**Exercise details**
Give every line back verbatim, dropping all images.

==================================================

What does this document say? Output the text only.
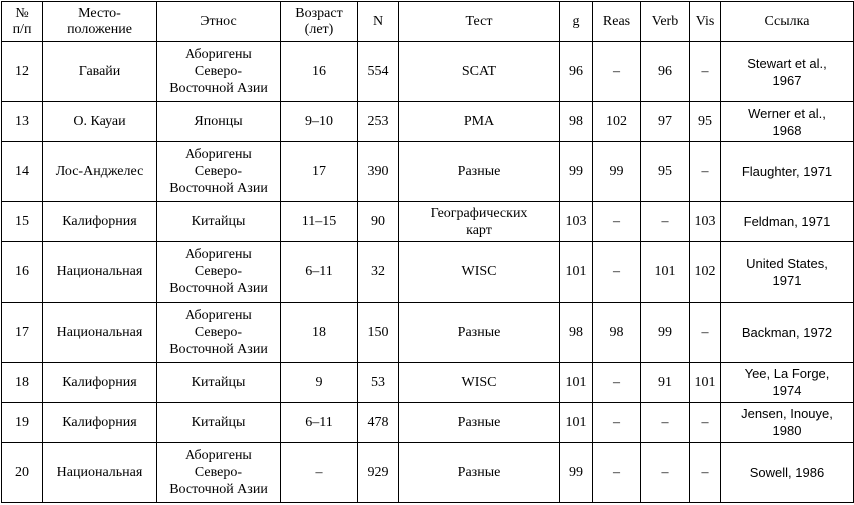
№
п/п	Место-
положение	Этнос	Возраст
(лет)	N	Тест	g	Reas	Verb	Vis	Ссылка
12	Гавайи	Аборигены
Северо-
Восточной Азии	16	554	SCAT	96	–	96	–	Stewart et al.,
1967

13	О. Кауаи	Японцы	9–10	253	PMA	98	102	97	95	Werner et al.,
1968

14	Лос-Анджелес	Аборигены
Северо-
Восточной Азии	17	390	Разные	99	99	95	–	Flaughter, 1971

15	Калифорния	Китайцы	11–15	90	Географических
карт	103	–	–	103	Feldman, 1971

16	Национальная	Аборигены
Северо-
Восточной Азии	6–11	32	WISC	101	–	101	102	United States,
1971

17	Национальная	Аборигены
Северо-
Восточной Азии	18	150	Разные	98	98	99	–	Backman, 1972

18	Калифорния	Китайцы	9	53	WISC	101	–	91	101	Yee, La Forge,
1974

19	Калифорния	Китайцы	6–11	478	Разные	101	–	–	–	Jensen, Inouye,
1980

20	Национальная	Аборигены
Северо-
Восточной Азии	–	929	Разные	99	–	–	–	Sowell, 1986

==================================================

**Answer below**
What does this document say? Output the text only.
№
п/п	Место-
положение	Этнос	Возраст
(лет)	N	Тест	g	Reas	Verb	Vis	Ссылка
12	Гавайи	Аборигены
Северо-
Восточной Азии	16	554	SCAT	96	–	96	–	Stewart et al.,
1967

13	О. Кауаи	Японцы	9–10	253	PMA	98	102	97	95	Werner et al.,
1968

14	Лос-Анджелес	Аборигены
Северо-
Восточной Азии	17	390	Разные	99	99	95	–	Flaughter, 1971

15	Калифорния	Китайцы	11–15	90	Географических
карт	103	–	–	103	Feldman, 1971

16	Национальная	Аборигены
Северо-
Восточной Азии	6–11	32	WISC	101	–	101	102	United States,
1971

17	Национальная	Аборигены
Северо-
Восточной Азии	18	150	Разные	98	98	99	–	Backman, 1972

18	Калифорния	Китайцы	9	53	WISC	101	–	91	101	Yee, La Forge,
1974

19	Калифорния	Китайцы	6–11	478	Разные	101	–	–	–	Jensen, Inouye,
1980

20	Национальная	Аборигены
Северо-
Восточной Азии	–	929	Разные	99	–	–	–	Sowell, 1986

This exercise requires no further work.